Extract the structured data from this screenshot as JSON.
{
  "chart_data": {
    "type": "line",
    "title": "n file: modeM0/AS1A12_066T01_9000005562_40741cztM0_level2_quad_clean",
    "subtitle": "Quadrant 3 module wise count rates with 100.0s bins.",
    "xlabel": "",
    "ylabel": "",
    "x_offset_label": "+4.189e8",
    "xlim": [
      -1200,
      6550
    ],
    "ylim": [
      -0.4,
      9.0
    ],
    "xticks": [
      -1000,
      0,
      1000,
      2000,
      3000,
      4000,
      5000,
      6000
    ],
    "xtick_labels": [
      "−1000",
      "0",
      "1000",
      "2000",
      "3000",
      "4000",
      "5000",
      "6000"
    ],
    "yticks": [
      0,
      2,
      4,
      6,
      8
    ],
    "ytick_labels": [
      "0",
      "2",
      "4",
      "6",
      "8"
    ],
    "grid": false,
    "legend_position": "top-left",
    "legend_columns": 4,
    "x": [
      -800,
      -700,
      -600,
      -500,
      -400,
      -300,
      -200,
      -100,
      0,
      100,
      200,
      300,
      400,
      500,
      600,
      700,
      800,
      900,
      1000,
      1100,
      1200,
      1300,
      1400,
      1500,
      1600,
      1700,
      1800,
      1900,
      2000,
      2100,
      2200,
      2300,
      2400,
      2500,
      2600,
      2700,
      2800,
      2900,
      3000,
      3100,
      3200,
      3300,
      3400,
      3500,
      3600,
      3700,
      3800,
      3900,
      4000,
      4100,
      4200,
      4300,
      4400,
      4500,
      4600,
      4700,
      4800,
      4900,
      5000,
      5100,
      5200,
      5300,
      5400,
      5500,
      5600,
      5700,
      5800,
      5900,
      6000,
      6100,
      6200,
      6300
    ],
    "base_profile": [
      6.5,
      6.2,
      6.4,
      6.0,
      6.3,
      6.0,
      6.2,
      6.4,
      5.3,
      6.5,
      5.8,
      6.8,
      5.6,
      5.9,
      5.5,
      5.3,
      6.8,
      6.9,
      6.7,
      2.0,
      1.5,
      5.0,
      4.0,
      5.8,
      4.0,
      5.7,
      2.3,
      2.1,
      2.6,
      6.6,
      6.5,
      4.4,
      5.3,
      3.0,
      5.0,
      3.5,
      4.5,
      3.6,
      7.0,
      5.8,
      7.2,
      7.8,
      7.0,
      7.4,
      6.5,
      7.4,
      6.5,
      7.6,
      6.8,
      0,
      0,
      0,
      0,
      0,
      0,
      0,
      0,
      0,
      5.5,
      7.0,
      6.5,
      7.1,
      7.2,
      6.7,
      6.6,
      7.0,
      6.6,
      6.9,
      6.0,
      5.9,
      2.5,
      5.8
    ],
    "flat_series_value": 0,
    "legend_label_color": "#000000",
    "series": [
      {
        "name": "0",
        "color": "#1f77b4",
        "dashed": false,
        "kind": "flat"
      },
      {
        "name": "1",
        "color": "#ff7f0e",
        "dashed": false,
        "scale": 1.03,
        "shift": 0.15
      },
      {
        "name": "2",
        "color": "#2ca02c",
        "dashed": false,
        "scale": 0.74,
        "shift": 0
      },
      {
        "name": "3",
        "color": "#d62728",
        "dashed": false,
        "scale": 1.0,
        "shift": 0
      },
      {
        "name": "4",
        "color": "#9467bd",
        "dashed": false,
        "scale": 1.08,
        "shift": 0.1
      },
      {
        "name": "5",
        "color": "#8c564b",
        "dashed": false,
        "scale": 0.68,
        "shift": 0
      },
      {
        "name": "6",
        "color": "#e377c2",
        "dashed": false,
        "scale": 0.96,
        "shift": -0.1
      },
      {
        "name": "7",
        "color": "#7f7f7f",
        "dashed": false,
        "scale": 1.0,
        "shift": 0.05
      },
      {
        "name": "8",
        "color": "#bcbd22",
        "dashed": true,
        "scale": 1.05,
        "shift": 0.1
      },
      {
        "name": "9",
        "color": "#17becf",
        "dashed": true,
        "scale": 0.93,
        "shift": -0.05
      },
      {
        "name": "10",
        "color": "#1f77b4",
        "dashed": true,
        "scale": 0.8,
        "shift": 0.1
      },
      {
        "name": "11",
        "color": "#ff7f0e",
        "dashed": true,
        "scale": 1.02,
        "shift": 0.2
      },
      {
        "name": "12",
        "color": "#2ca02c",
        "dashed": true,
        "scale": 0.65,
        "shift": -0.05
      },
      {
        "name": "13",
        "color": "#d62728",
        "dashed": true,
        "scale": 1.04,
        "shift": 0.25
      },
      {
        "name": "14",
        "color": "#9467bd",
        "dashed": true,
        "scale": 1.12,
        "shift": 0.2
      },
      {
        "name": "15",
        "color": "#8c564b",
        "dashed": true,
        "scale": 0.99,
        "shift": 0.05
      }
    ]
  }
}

__Exercise brief__. Return the material in full, exactly as shown.

__Response below__.
Extract the structured data from this screenshot as JSON.
{
  "chart_data": {
    "type": "line",
    "title": "n file: modeM0/AS1A12_066T01_9000005562_40741cztM0_level2_quad_clean",
    "subtitle": "Quadrant 3 module wise count rates with 100.0s bins.",
    "xlabel": "",
    "ylabel": "",
    "x_offset_label": "+4.189e8",
    "xlim": [
      -1200,
      6550
    ],
    "ylim": [
      -0.4,
      9.0
    ],
    "xticks": [
      -1000,
      0,
      1000,
      2000,
      3000,
      4000,
      5000,
      6000
    ],
    "xtick_labels": [
      "−1000",
      "0",
      "1000",
      "2000",
      "3000",
      "4000",
      "5000",
      "6000"
    ],
    "yticks": [
      0,
      2,
      4,
      6,
      8
    ],
    "ytick_labels": [
      "0",
      "2",
      "4",
      "6",
      "8"
    ],
    "grid": false,
    "legend_position": "top-left",
    "legend_columns": 4,
    "x": [
      -800,
      -700,
      -600,
      -500,
      -400,
      -300,
      -200,
      -100,
      0,
      100,
      200,
      300,
      400,
      500,
      600,
      700,
      800,
      900,
      1000,
      1100,
      1200,
      1300,
      1400,
      1500,
      1600,
      1700,
      1800,
      1900,
      2000,
      2100,
      2200,
      2300,
      2400,
      2500,
      2600,
      2700,
      2800,
      2900,
      3000,
      3100,
      3200,
      3300,
      3400,
      3500,
      3600,
      3700,
      3800,
      3900,
      4000,
      4100,
      4200,
      4300,
      4400,
      4500,
      4600,
      4700,
      4800,
      4900,
      5000,
      5100,
      5200,
      5300,
      5400,
      5500,
      5600,
      5700,
      5800,
      5900,
      6000,
      6100,
      6200,
      6300
    ],
    "base_profile": [
      6.5,
      6.2,
      6.4,
      6.0,
      6.3,
      6.0,
      6.2,
      6.4,
      5.3,
      6.5,
      5.8,
      6.8,
      5.6,
      5.9,
      5.5,
      5.3,
      6.8,
      6.9,
      6.7,
      2.0,
      1.5,
      5.0,
      4.0,
      5.8,
      4.0,
      5.7,
      2.3,
      2.1,
      2.6,
      6.6,
      6.5,
      4.4,
      5.3,
      3.0,
      5.0,
      3.5,
      4.5,
      3.6,
      7.0,
      5.8,
      7.2,
      7.8,
      7.0,
      7.4,
      6.5,
      7.4,
      6.5,
      7.6,
      6.8,
      0,
      0,
      0,
      0,
      0,
      0,
      0,
      0,
      0,
      5.5,
      7.0,
      6.5,
      7.1,
      7.2,
      6.7,
      6.6,
      7.0,
      6.6,
      6.9,
      6.0,
      5.9,
      2.5,
      5.8
    ],
    "flat_series_value": 0,
    "legend_label_color": "#000000",
    "series": [
      {
        "name": "0",
        "color": "#1f77b4",
        "dashed": false,
        "kind": "flat"
      },
      {
        "name": "1",
        "color": "#ff7f0e",
        "dashed": false,
        "scale": 1.03,
        "shift": 0.15
      },
      {
        "name": "2",
        "color": "#2ca02c",
        "dashed": false,
        "scale": 0.74,
        "shift": 0
      },
      {
        "name": "3",
        "color": "#d62728",
        "dashed": false,
        "scale": 1.0,
        "shift": 0
      },
      {
        "name": "4",
        "color": "#9467bd",
        "dashed": false,
        "scale": 1.08,
        "shift": 0.1
      },
      {
        "name": "5",
        "color": "#8c564b",
        "dashed": false,
        "scale": 0.68,
        "shift": 0
      },
      {
        "name": "6",
        "color": "#e377c2",
        "dashed": false,
        "scale": 0.96,
        "shift": -0.1
      },
      {
        "name": "7",
        "color": "#7f7f7f",
        "dashed": false,
        "scale": 1.0,
        "shift": 0.05
      },
      {
        "name": "8",
        "color": "#bcbd22",
        "dashed": true,
        "scale": 1.05,
        "shift": 0.1
      },
      {
        "name": "9",
        "color": "#17becf",
        "dashed": true,
        "scale": 0.93,
        "shift": -0.05
      },
      {
        "name": "10",
        "color": "#1f77b4",
        "dashed": true,
        "scale": 0.8,
        "shift": 0.1
      },
      {
        "name": "11",
        "color": "#ff7f0e",
        "dashed": true,
        "scale": 1.02,
        "shift": 0.2
      },
      {
        "name": "12",
        "color": "#2ca02c",
        "dashed": true,
        "scale": 0.65,
        "shift": -0.05
      },
      {
        "name": "13",
        "color": "#d62728",
        "dashed": true,
        "scale": 1.04,
        "shift": 0.25
      },
      {
        "name": "14",
        "color": "#9467bd",
        "dashed": true,
        "scale": 1.12,
        "shift": 0.2
      },
      {
        "name": "15",
        "color": "#8c564b",
        "dashed": true,
        "scale": 0.99,
        "shift": 0.05
      }
    ]
  }
}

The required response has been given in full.